_Dataset extract_.
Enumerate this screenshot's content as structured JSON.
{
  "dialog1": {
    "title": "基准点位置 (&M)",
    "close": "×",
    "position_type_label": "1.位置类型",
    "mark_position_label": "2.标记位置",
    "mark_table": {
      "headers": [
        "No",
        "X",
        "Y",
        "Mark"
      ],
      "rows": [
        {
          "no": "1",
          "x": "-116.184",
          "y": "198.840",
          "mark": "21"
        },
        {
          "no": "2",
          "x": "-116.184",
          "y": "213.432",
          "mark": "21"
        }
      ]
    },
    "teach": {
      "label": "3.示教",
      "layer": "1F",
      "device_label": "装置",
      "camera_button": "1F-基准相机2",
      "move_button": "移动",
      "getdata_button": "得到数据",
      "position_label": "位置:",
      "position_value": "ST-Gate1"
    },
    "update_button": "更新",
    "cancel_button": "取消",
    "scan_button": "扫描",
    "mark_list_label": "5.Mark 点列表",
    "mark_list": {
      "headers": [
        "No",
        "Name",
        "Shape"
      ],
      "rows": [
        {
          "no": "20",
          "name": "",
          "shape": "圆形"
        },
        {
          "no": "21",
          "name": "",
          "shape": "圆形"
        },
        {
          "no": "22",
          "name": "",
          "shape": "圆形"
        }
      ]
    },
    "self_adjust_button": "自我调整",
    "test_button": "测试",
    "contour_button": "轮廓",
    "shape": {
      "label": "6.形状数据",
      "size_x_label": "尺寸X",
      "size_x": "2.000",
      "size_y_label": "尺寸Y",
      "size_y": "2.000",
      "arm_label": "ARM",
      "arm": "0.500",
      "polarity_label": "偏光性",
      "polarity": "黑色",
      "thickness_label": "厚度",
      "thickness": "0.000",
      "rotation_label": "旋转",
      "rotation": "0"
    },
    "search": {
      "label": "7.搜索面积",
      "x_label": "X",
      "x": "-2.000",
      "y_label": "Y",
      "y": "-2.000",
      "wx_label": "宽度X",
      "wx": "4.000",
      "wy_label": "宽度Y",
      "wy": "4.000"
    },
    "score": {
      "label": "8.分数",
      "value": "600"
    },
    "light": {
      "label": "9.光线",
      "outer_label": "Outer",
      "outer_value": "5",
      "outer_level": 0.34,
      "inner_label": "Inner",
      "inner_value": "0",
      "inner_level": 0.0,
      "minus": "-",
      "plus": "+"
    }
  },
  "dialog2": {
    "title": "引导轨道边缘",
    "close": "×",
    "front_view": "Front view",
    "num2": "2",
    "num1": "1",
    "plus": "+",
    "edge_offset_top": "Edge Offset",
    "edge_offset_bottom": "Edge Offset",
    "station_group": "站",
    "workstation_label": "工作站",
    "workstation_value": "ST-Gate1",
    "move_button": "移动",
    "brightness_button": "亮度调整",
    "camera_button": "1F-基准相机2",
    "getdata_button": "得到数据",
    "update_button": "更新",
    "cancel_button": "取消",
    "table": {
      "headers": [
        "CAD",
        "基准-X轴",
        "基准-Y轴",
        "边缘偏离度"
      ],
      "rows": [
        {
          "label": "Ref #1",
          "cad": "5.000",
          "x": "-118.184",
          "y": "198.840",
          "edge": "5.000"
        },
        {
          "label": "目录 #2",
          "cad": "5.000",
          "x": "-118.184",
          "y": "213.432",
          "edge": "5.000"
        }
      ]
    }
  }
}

_Task requirements_. Exactly reproduce all of the entries above.

_Solution for this task_.
Enumerate this screenshot's content as structured JSON.
{
  "dialog1": {
    "title": "基准点位置 (&M)",
    "close": "×",
    "position_type_label": "1.位置类型",
    "mark_position_label": "2.标记位置",
    "mark_table": {
      "headers": [
        "No",
        "X",
        "Y",
        "Mark"
      ],
      "rows": [
        {
          "no": "1",
          "x": "-116.184",
          "y": "198.840",
          "mark": "21"
        },
        {
          "no": "2",
          "x": "-116.184",
          "y": "213.432",
          "mark": "21"
        }
      ]
    },
    "teach": {
      "label": "3.示教",
      "layer": "1F",
      "device_label": "装置",
      "camera_button": "1F-基准相机2",
      "move_button": "移动",
      "getdata_button": "得到数据",
      "position_label": "位置:",
      "position_value": "ST-Gate1"
    },
    "update_button": "更新",
    "cancel_button": "取消",
    "scan_button": "扫描",
    "mark_list_label": "5.Mark 点列表",
    "mark_list": {
      "headers": [
        "No",
        "Name",
        "Shape"
      ],
      "rows": [
        {
          "no": "20",
          "name": "",
          "shape": "圆形"
        },
        {
          "no": "21",
          "name": "",
          "shape": "圆形"
        },
        {
          "no": "22",
          "name": "",
          "shape": "圆形"
        }
      ]
    },
    "self_adjust_button": "自我调整",
    "test_button": "测试",
    "contour_button": "轮廓",
    "shape": {
      "label": "6.形状数据",
      "size_x_label": "尺寸X",
      "size_x": "2.000",
      "size_y_label": "尺寸Y",
      "size_y": "2.000",
      "arm_label": "ARM",
      "arm": "0.500",
      "polarity_label": "偏光性",
      "polarity": "黑色",
      "thickness_label": "厚度",
      "thickness": "0.000",
      "rotation_label": "旋转",
      "rotation": "0"
    },
    "search": {
      "label": "7.搜索面积",
      "x_label": "X",
      "x": "-2.000",
      "y_label": "Y",
      "y": "-2.000",
      "wx_label": "宽度X",
      "wx": "4.000",
      "wy_label": "宽度Y",
      "wy": "4.000"
    },
    "score": {
      "label": "8.分数",
      "value": "600"
    },
    "light": {
      "label": "9.光线",
      "outer_label": "Outer",
      "outer_value": "5",
      "outer_level": 0.34,
      "inner_label": "Inner",
      "inner_value": "0",
      "inner_level": 0.0,
      "minus": "-",
      "plus": "+"
    }
  },
  "dialog2": {
    "title": "引导轨道边缘",
    "close": "×",
    "front_view": "Front view",
    "num2": "2",
    "num1": "1",
    "plus": "+",
    "edge_offset_top": "Edge Offset",
    "edge_offset_bottom": "Edge Offset",
    "station_group": "站",
    "workstation_label": "工作站",
    "workstation_value": "ST-Gate1",
    "move_button": "移动",
    "brightness_button": "亮度调整",
    "camera_button": "1F-基准相机2",
    "getdata_button": "得到数据",
    "update_button": "更新",
    "cancel_button": "取消",
    "table": {
      "headers": [
        "CAD",
        "基准-X轴",
        "基准-Y轴",
        "边缘偏离度"
      ],
      "rows": [
        {
          "label": "Ref #1",
          "cad": "5.000",
          "x": "-118.184",
          "y": "198.840",
          "edge": "5.000"
        },
        {
          "label": "目录 #2",
          "cad": "5.000",
          "x": "-118.184",
          "y": "213.432",
          "edge": "5.000"
        }
      ]
    }
  }
}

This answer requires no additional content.